GIVEN EXERCISE:
Your task is to copy the listing exactly. Drop any pictures from the copy.

RECORD EXCERPTS:
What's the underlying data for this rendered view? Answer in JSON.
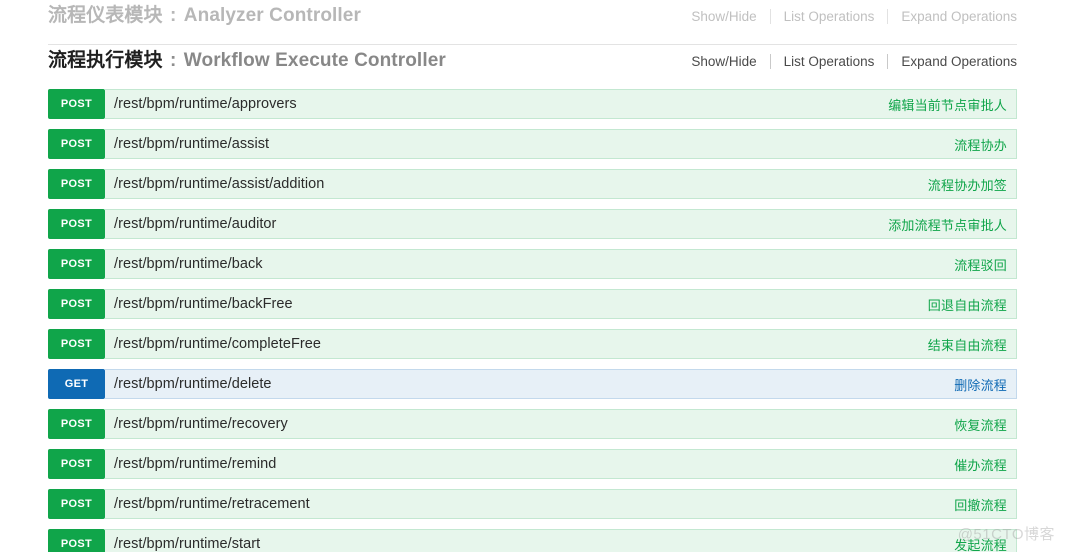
{
  "sections": [
    {
      "id": "analyzer",
      "title_cn": "流程仪表模块",
      "title_sep": " : ",
      "title_en": "Analyzer Controller",
      "state": "collapsed",
      "options": {
        "show_hide": "Show/Hide",
        "list_operations": "List Operations",
        "expand_operations": "Expand Operations"
      }
    },
    {
      "id": "workflow-execute",
      "title_cn": "流程执行模块",
      "title_sep": " : ",
      "title_en": "Workflow Execute Controller",
      "state": "expanded",
      "options": {
        "show_hide": "Show/Hide",
        "list_operations": "List Operations",
        "expand_operations": "Expand Operations"
      }
    }
  ],
  "endpoints": [
    {
      "method": "POST",
      "path": "/rest/bpm/runtime/approvers",
      "description": "编辑当前节点审批人"
    },
    {
      "method": "POST",
      "path": "/rest/bpm/runtime/assist",
      "description": "流程协办"
    },
    {
      "method": "POST",
      "path": "/rest/bpm/runtime/assist/addition",
      "description": "流程协办加签"
    },
    {
      "method": "POST",
      "path": "/rest/bpm/runtime/auditor",
      "description": "添加流程节点审批人"
    },
    {
      "method": "POST",
      "path": "/rest/bpm/runtime/back",
      "description": "流程驳回"
    },
    {
      "method": "POST",
      "path": "/rest/bpm/runtime/backFree",
      "description": "回退自由流程"
    },
    {
      "method": "POST",
      "path": "/rest/bpm/runtime/completeFree",
      "description": "结束自由流程"
    },
    {
      "method": "GET",
      "path": "/rest/bpm/runtime/delete",
      "description": "删除流程"
    },
    {
      "method": "POST",
      "path": "/rest/bpm/runtime/recovery",
      "description": "恢复流程"
    },
    {
      "method": "POST",
      "path": "/rest/bpm/runtime/remind",
      "description": "催办流程"
    },
    {
      "method": "POST",
      "path": "/rest/bpm/runtime/retracement",
      "description": "回撤流程"
    },
    {
      "method": "POST",
      "path": "/rest/bpm/runtime/start",
      "description": "发起流程"
    }
  ],
  "colors": {
    "post": "#10a54a",
    "get": "#0f6ab4",
    "post_row_bg": "#e7f6ec",
    "get_row_bg": "#e7f0f7"
  },
  "watermark": "@51CTO博客"
}
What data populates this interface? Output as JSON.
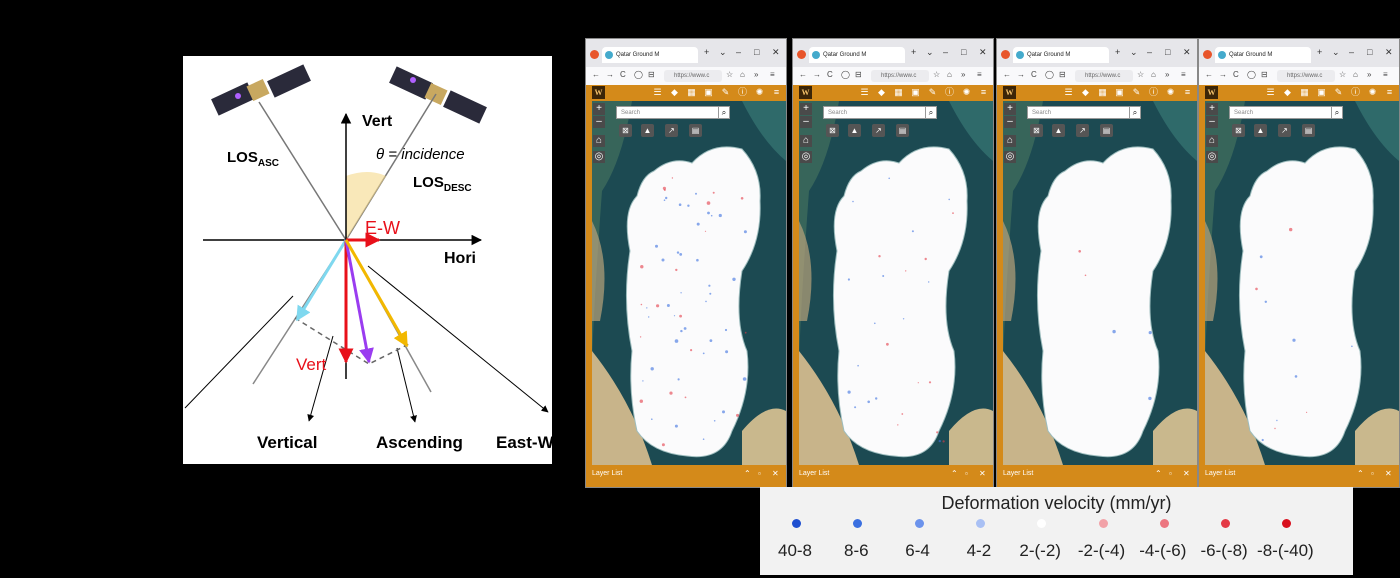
{
  "diagram": {
    "los_asc": "LOS",
    "los_asc_sub": "ASC",
    "los_desc": "LOS",
    "los_desc_sub": "DESC",
    "vert_axis": "Vert",
    "hori_axis": "Hori",
    "incidence": "θ = incidence",
    "ew_label": "E-W",
    "vert_label": "Vert",
    "bottom_labels": [
      "Vertical",
      "Ascending",
      "East-West"
    ]
  },
  "browser": {
    "tab_title": "Qatar Ground M",
    "url": "https://www.c",
    "search_placeholder": "Search",
    "layer_list_label": "Layer List",
    "logo": "W",
    "windows": [
      "window-1",
      "window-2",
      "window-3",
      "window-4"
    ]
  },
  "legend": {
    "title": "Deformation velocity (mm/yr)",
    "items": [
      {
        "label": "40-8",
        "color": "#1f4fd0"
      },
      {
        "label": "8-6",
        "color": "#3a6fe0"
      },
      {
        "label": "6-4",
        "color": "#6c93ec"
      },
      {
        "label": "4-2",
        "color": "#a9c0f4"
      },
      {
        "label": "2-(-2)",
        "color": "#ffffff"
      },
      {
        "label": "-2-(-4)",
        "color": "#f2a2a8"
      },
      {
        "label": "-4-(-6)",
        "color": "#ec7680"
      },
      {
        "label": "-6-(-8)",
        "color": "#e43a46"
      },
      {
        "label": "-8-(-40)",
        "color": "#d8101e"
      }
    ]
  }
}
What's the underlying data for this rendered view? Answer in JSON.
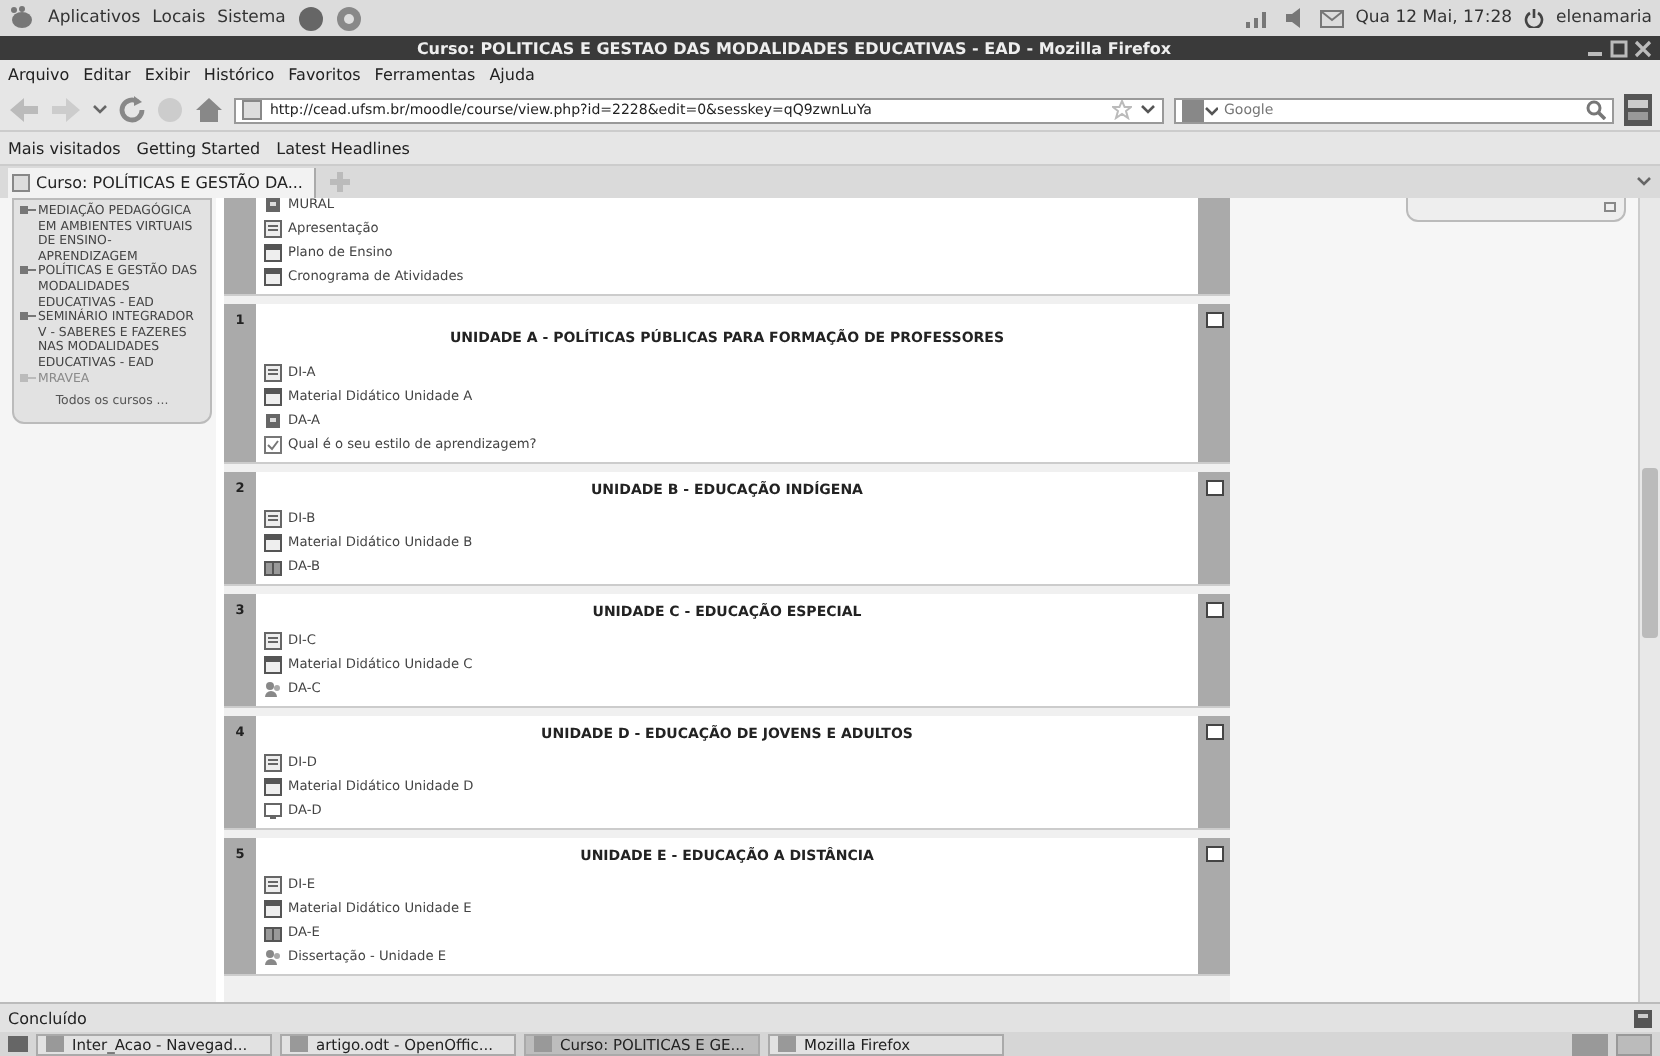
{
  "top_panel": {
    "menus": [
      "Aplicativos",
      "Locais",
      "Sistema"
    ],
    "clock": "Qua 12 Mai, 17:28",
    "user": "elenamaria"
  },
  "window": {
    "title": "Curso: POLITICAS E GESTAO DAS MODALIDADES EDUCATIVAS - EAD - Mozilla Firefox"
  },
  "menu_bar": [
    "Arquivo",
    "Editar",
    "Exibir",
    "Histórico",
    "Favoritos",
    "Ferramentas",
    "Ajuda"
  ],
  "address": {
    "url": "http://cead.ufsm.br/moodle/course/view.php?id=2228&edit=0&sesskey=qQ9zwnLuYa"
  },
  "search": {
    "placeholder": "Google"
  },
  "bookmarks": [
    "Mais visitados",
    "Getting Started",
    "Latest Headlines"
  ],
  "tabs": [
    {
      "label": "Curso: POLÍTICAS E GESTÃO DA...",
      "selected": true
    }
  ],
  "sidebar": {
    "courses": [
      {
        "label": "MEDIAÇÃO PEDAGÓGICA EM AMBIENTES VIRTUAIS DE ENSINO-APRENDIZAGEM",
        "dimmed": false
      },
      {
        "label": "POLÍTICAS E GESTÃO DAS MODALIDADES EDUCATIVAS - EAD",
        "dimmed": false
      },
      {
        "label": "SEMINÁRIO INTEGRADOR V - SABERES E FAZERES NAS MODALIDADES EDUCATIVAS - EAD",
        "dimmed": false
      },
      {
        "label": "MRAVEA",
        "dimmed": true
      }
    ],
    "all_courses": "Todos os cursos ..."
  },
  "sections": [
    {
      "items": [
        {
          "kind": "forum",
          "label": "MURAL"
        },
        {
          "kind": "page",
          "label": "Apresentação"
        },
        {
          "kind": "file",
          "label": "Plano de Ensino"
        },
        {
          "kind": "file",
          "label": "Cronograma de Atividades"
        }
      ]
    },
    {
      "number": "1",
      "title": "UNIDADE A - POLÍTICAS PÚBLICAS PARA FORMAÇÃO DE PROFESSORES",
      "items": [
        {
          "kind": "page",
          "label": "DI-A"
        },
        {
          "kind": "file",
          "label": "Material Didático Unidade A"
        },
        {
          "kind": "forum",
          "label": "DA-A"
        },
        {
          "kind": "choice",
          "label": "Qual é o seu estilo de aprendizagem?"
        }
      ]
    },
    {
      "number": "2",
      "title": "UNIDADE B - EDUCAÇÃO INDÍGENA",
      "items": [
        {
          "kind": "page",
          "label": "DI-B"
        },
        {
          "kind": "file",
          "label": "Material Didático Unidade B"
        },
        {
          "kind": "glossary",
          "label": "DA-B"
        }
      ]
    },
    {
      "number": "3",
      "title": "UNIDADE C - EDUCAÇÃO ESPECIAL",
      "items": [
        {
          "kind": "page",
          "label": "DI-C"
        },
        {
          "kind": "file",
          "label": "Material Didático Unidade C"
        },
        {
          "kind": "wiki",
          "label": "DA-C"
        }
      ]
    },
    {
      "number": "4",
      "title": "UNIDADE D - EDUCAÇÃO DE JOVENS E ADULTOS",
      "items": [
        {
          "kind": "page",
          "label": "DI-D"
        },
        {
          "kind": "file",
          "label": "Material Didático Unidade D"
        },
        {
          "kind": "assignment",
          "label": "DA-D"
        }
      ]
    },
    {
      "number": "5",
      "title": "UNIDADE E - EDUCAÇÃO A DISTÂNCIA",
      "items": [
        {
          "kind": "page",
          "label": "DI-E"
        },
        {
          "kind": "file",
          "label": "Material Didático Unidade E"
        },
        {
          "kind": "glossary",
          "label": "DA-E"
        },
        {
          "kind": "wiki",
          "label": "Dissertação - Unidade E"
        }
      ]
    }
  ],
  "status_bar": "Concluído",
  "taskbar": [
    {
      "label": "Inter_Acao - Navegad...",
      "selected": false
    },
    {
      "label": "artigo.odt - OpenOffic...",
      "selected": false
    },
    {
      "label": "Curso: POLITICAS E GE...",
      "selected": true
    },
    {
      "label": "Mozilla Firefox",
      "selected": false
    }
  ]
}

WRITTEN REPLY:
What's the underlying data for this rendered view? Answer in JSON.
{
  "sections": [
    {
      "id": "analyzer",
      "title_cn": "流程仪表模块",
      "title_sep": " : ",
      "title_en": "Analyzer Controller",
      "state": "collapsed",
      "options": {
        "show_hide": "Show/Hide",
        "list_operations": "List Operations",
        "expand_operations": "Expand Operations"
      }
    },
    {
      "id": "workflow-execute",
      "title_cn": "流程执行模块",
      "title_sep": " : ",
      "title_en": "Workflow Execute Controller",
      "state": "expanded",
      "options": {
        "show_hide": "Show/Hide",
        "list_operations": "List Operations",
        "expand_operations": "Expand Operations"
      }
    }
  ],
  "endpoints": [
    {
      "method": "POST",
      "path": "/rest/bpm/runtime/approvers",
      "description": "编辑当前节点审批人"
    },
    {
      "method": "POST",
      "path": "/rest/bpm/runtime/assist",
      "description": "流程协办"
    },
    {
      "method": "POST",
      "path": "/rest/bpm/runtime/assist/addition",
      "description": "流程协办加签"
    },
    {
      "method": "POST",
      "path": "/rest/bpm/runtime/auditor",
      "description": "添加流程节点审批人"
    },
    {
      "method": "POST",
      "path": "/rest/bpm/runtime/back",
      "description": "流程驳回"
    },
    {
      "method": "POST",
      "path": "/rest/bpm/runtime/backFree",
      "description": "回退自由流程"
    },
    {
      "method": "POST",
      "path": "/rest/bpm/runtime/completeFree",
      "description": "结束自由流程"
    },
    {
      "method": "GET",
      "path": "/rest/bpm/runtime/delete",
      "description": "删除流程"
    },
    {
      "method": "POST",
      "path": "/rest/bpm/runtime/recovery",
      "description": "恢复流程"
    },
    {
      "method": "POST",
      "path": "/rest/bpm/runtime/remind",
      "description": "催办流程"
    },
    {
      "method": "POST",
      "path": "/rest/bpm/runtime/retracement",
      "description": "回撤流程"
    },
    {
      "method": "POST",
      "path": "/rest/bpm/runtime/start",
      "description": "发起流程"
    }
  ],
  "colors": {
    "post": "#10a54a",
    "get": "#0f6ab4",
    "post_row_bg": "#e7f6ec",
    "get_row_bg": "#e7f0f7"
  },
  "watermark": "@51CTO博客"
}
What data populates this interface? Output as JSON.
{
  "diagram": {
    "los_asc": "LOS",
    "los_asc_sub": "ASC",
    "los_desc": "LOS",
    "los_desc_sub": "DESC",
    "vert_axis": "Vert",
    "hori_axis": "Hori",
    "incidence": "θ = incidence",
    "ew_label": "E-W",
    "vert_label": "Vert",
    "bottom_labels": [
      "Vertical",
      "Ascending",
      "East-West"
    ]
  },
  "browser": {
    "tab_title": "Qatar Ground M",
    "url": "https://www.c",
    "search_placeholder": "Search",
    "layer_list_label": "Layer List",
    "logo": "W",
    "windows": [
      "window-1",
      "window-2",
      "window-3",
      "window-4"
    ]
  },
  "legend": {
    "title": "Deformation velocity (mm/yr)",
    "items": [
      {
        "label": "40-8",
        "color": "#1f4fd0"
      },
      {
        "label": "8-6",
        "color": "#3a6fe0"
      },
      {
        "label": "6-4",
        "color": "#6c93ec"
      },
      {
        "label": "4-2",
        "color": "#a9c0f4"
      },
      {
        "label": "2-(-2)",
        "color": "#ffffff"
      },
      {
        "label": "-2-(-4)",
        "color": "#f2a2a8"
      },
      {
        "label": "-4-(-6)",
        "color": "#ec7680"
      },
      {
        "label": "-6-(-8)",
        "color": "#e43a46"
      },
      {
        "label": "-8-(-40)",
        "color": "#d8101e"
      }
    ]
  }
}
What's the underlying data for this rendered view? Answer in JSON.
{
  "top_panel": {
    "menus": [
      "Aplicativos",
      "Locais",
      "Sistema"
    ],
    "clock": "Qua 12 Mai, 17:28",
    "user": "elenamaria"
  },
  "window": {
    "title": "Curso: POLITICAS E GESTAO DAS MODALIDADES EDUCATIVAS - EAD - Mozilla Firefox"
  },
  "menu_bar": [
    "Arquivo",
    "Editar",
    "Exibir",
    "Histórico",
    "Favoritos",
    "Ferramentas",
    "Ajuda"
  ],
  "address": {
    "url": "http://cead.ufsm.br/moodle/course/view.php?id=2228&edit=0&sesskey=qQ9zwnLuYa"
  },
  "search": {
    "placeholder": "Google"
  },
  "bookmarks": [
    "Mais visitados",
    "Getting Started",
    "Latest Headlines"
  ],
  "tabs": [
    {
      "label": "Curso: POLÍTICAS E GESTÃO DA...",
      "selected": true
    }
  ],
  "sidebar": {
    "courses": [
      {
        "label": "MEDIAÇÃO PEDAGÓGICA EM AMBIENTES VIRTUAIS DE ENSINO-APRENDIZAGEM",
        "dimmed": false
      },
      {
        "label": "POLÍTICAS E GESTÃO DAS MODALIDADES EDUCATIVAS - EAD",
        "dimmed": false
      },
      {
        "label": "SEMINÁRIO INTEGRADOR V - SABERES E FAZERES NAS MODALIDADES EDUCATIVAS - EAD",
        "dimmed": false
      },
      {
        "label": "MRAVEA",
        "dimmed": true
      }
    ],
    "all_courses": "Todos os cursos ..."
  },
  "sections": [
    {
      "items": [
        {
          "kind": "forum",
          "label": "MURAL"
        },
        {
          "kind": "page",
          "label": "Apresentação"
        },
        {
          "kind": "file",
          "label": "Plano de Ensino"
        },
        {
          "kind": "file",
          "label": "Cronograma de Atividades"
        }
      ]
    },
    {
      "number": "1",
      "title": "UNIDADE A - POLÍTICAS PÚBLICAS PARA FORMAÇÃO DE PROFESSORES",
      "items": [
        {
          "kind": "page",
          "label": "DI-A"
        },
        {
          "kind": "file",
          "label": "Material Didático Unidade A"
        },
        {
          "kind": "forum",
          "label": "DA-A"
        },
        {
          "kind": "choice",
          "label": "Qual é o seu estilo de aprendizagem?"
        }
      ]
    },
    {
      "number": "2",
      "title": "UNIDADE B - EDUCAÇÃO INDÍGENA",
      "items": [
        {
          "kind": "page",
          "label": "DI-B"
        },
        {
          "kind": "file",
          "label": "Material Didático Unidade B"
        },
        {
          "kind": "glossary",
          "label": "DA-B"
        }
      ]
    },
    {
      "number": "3",
      "title": "UNIDADE C - EDUCAÇÃO ESPECIAL",
      "items": [
        {
          "kind": "page",
          "label": "DI-C"
        },
        {
          "kind": "file",
          "label": "Material Didático Unidade C"
        },
        {
          "kind": "wiki",
          "label": "DA-C"
        }
      ]
    },
    {
      "number": "4",
      "title": "UNIDADE D - EDUCAÇÃO DE JOVENS E ADULTOS",
      "items": [
        {
          "kind": "page",
          "label": "DI-D"
        },
        {
          "kind": "file",
          "label": "Material Didático Unidade D"
        },
        {
          "kind": "assignment",
          "label": "DA-D"
        }
      ]
    },
    {
      "number": "5",
      "title": "UNIDADE E - EDUCAÇÃO A DISTÂNCIA",
      "items": [
        {
          "kind": "page",
          "label": "DI-E"
        },
        {
          "kind": "file",
          "label": "Material Didático Unidade E"
        },
        {
          "kind": "glossary",
          "label": "DA-E"
        },
        {
          "kind": "wiki",
          "label": "Dissertação - Unidade E"
        }
      ]
    }
  ],
  "status_bar": "Concluído",
  "taskbar": [
    {
      "label": "Inter_Acao - Navegad...",
      "selected": false
    },
    {
      "label": "artigo.odt - OpenOffic...",
      "selected": false
    },
    {
      "label": "Curso: POLITICAS E GE...",
      "selected": true
    },
    {
      "label": "Mozilla Firefox",
      "selected": false
    }
  ]
}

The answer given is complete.